-- BEGIN Dataset entries --

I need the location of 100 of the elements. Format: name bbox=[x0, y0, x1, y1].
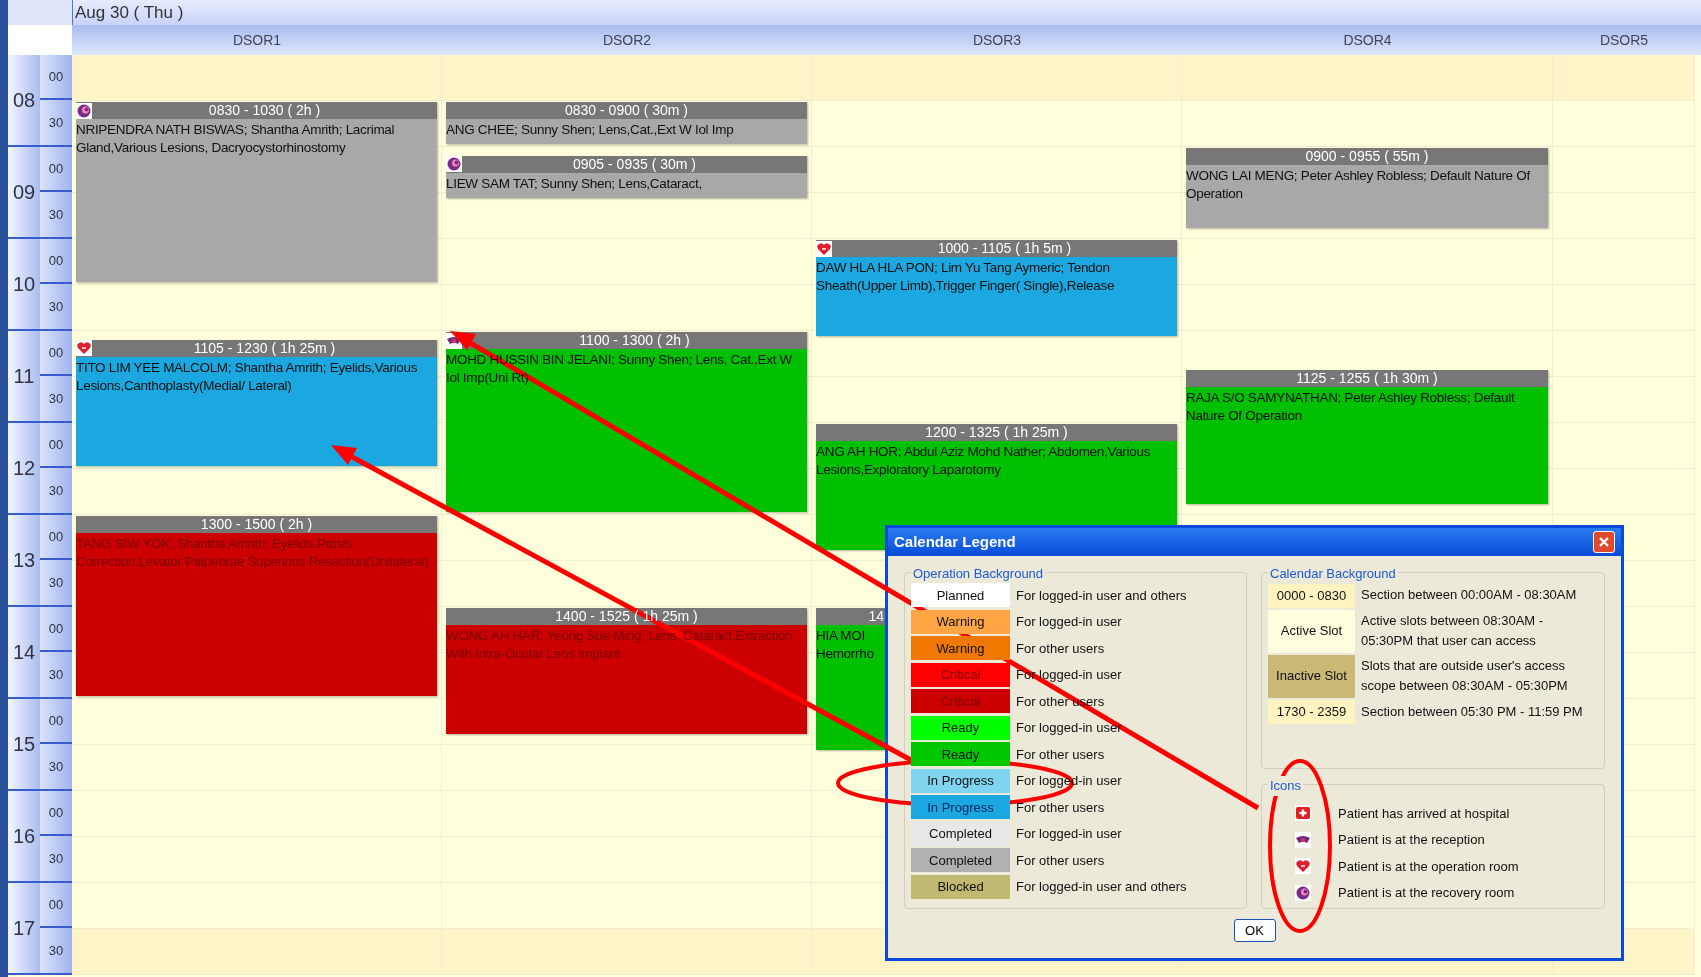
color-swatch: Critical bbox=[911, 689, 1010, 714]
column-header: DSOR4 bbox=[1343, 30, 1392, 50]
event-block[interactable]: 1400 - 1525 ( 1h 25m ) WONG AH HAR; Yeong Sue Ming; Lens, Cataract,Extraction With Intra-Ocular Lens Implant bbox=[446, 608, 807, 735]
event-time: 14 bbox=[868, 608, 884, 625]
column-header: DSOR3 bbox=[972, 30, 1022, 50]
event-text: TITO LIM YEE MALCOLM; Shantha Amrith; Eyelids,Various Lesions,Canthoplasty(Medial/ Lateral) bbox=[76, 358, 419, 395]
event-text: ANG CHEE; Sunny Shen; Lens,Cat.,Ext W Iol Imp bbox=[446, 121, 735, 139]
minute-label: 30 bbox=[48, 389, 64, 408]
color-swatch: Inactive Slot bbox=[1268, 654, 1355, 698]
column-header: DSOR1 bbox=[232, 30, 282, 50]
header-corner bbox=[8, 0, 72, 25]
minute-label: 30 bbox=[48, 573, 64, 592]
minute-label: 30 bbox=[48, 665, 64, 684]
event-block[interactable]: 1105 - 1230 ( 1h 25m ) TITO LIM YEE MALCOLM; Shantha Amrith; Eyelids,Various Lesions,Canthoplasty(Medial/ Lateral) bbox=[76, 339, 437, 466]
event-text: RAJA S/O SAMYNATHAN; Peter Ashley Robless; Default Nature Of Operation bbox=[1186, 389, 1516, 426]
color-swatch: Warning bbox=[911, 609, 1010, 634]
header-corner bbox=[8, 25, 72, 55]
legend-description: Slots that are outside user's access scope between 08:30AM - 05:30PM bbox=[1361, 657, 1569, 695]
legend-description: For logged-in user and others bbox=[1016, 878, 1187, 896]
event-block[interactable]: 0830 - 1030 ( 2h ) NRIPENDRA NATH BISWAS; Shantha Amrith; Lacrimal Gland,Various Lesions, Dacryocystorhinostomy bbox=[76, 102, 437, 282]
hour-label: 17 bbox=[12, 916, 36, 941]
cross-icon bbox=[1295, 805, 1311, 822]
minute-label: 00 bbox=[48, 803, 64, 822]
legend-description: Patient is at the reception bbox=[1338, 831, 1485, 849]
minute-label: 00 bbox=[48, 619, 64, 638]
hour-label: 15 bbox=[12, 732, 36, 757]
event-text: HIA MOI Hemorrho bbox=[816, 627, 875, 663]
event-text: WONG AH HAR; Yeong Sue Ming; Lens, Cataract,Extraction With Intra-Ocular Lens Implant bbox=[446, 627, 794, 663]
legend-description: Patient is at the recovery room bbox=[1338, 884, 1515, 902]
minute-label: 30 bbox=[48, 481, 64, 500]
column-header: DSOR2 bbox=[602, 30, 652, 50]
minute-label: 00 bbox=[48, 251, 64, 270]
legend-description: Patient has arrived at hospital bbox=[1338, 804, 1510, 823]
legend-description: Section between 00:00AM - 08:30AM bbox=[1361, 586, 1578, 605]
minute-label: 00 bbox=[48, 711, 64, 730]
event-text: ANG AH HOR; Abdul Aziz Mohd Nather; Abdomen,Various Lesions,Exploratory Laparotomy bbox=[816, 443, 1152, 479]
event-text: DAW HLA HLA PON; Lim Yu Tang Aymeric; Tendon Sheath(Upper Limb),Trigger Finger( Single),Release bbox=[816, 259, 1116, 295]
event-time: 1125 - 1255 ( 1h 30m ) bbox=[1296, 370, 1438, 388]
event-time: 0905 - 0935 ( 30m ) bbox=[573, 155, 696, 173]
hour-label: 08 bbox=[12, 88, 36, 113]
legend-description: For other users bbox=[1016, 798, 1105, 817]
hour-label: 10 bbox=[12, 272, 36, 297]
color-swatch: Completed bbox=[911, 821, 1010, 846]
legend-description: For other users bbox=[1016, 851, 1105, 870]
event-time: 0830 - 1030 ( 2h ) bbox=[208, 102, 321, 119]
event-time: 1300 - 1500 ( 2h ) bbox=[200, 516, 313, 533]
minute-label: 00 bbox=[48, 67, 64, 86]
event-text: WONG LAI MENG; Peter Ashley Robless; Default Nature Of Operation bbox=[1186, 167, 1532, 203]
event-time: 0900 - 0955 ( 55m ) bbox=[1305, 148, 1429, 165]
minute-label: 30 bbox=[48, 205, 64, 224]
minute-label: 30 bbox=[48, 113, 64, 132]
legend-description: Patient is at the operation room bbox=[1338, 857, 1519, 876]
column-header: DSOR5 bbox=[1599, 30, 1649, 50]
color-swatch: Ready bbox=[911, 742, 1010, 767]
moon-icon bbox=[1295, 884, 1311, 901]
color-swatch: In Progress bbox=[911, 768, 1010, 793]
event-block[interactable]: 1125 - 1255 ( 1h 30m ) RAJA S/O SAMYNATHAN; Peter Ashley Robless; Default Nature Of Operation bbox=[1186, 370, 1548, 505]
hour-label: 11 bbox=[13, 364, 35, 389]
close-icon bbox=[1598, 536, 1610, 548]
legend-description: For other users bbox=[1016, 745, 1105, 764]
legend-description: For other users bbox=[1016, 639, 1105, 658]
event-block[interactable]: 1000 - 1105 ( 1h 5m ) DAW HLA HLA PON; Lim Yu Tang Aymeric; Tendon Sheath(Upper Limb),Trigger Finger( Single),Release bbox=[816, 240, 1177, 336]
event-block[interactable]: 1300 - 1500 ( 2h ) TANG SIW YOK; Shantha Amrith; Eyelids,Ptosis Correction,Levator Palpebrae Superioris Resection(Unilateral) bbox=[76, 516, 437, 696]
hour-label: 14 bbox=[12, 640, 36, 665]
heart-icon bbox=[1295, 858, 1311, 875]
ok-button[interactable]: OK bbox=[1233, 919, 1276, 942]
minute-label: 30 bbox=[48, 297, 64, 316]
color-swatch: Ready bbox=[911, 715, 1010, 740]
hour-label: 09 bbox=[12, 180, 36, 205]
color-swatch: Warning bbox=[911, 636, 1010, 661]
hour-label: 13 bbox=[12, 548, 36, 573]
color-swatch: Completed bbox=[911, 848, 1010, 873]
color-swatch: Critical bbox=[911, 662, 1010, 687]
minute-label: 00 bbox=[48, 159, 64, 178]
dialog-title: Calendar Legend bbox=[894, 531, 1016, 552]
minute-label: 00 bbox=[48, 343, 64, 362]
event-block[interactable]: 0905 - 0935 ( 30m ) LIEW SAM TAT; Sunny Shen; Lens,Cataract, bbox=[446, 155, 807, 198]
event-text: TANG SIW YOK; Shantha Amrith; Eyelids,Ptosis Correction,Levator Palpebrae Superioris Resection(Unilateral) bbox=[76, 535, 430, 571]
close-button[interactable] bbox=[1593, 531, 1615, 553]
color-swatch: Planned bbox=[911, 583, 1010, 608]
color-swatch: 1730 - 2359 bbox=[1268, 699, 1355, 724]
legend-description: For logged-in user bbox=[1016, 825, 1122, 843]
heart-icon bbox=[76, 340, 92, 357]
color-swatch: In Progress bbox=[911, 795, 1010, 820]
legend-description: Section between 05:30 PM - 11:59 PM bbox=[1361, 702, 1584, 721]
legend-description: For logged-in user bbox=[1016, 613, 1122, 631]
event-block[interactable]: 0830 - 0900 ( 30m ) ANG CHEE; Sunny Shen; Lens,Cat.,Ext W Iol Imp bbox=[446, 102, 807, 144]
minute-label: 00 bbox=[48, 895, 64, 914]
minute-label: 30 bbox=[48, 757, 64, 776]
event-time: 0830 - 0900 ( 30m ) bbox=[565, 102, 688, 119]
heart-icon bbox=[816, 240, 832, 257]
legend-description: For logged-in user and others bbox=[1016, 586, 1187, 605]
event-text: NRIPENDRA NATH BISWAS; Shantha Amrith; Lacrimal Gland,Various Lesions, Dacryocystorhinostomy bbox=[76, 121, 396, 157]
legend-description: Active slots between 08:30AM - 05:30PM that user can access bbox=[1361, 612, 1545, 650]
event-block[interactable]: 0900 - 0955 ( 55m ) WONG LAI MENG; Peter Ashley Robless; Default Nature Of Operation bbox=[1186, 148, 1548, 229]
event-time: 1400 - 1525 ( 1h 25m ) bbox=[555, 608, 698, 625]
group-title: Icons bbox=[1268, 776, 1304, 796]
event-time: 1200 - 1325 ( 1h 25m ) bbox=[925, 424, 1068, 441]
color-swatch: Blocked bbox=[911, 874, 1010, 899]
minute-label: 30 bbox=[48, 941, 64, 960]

-- END Dataset entries --

How many lines in the listing contain the string "header"? Reply with the number alone.

◆ Result of this exercise
7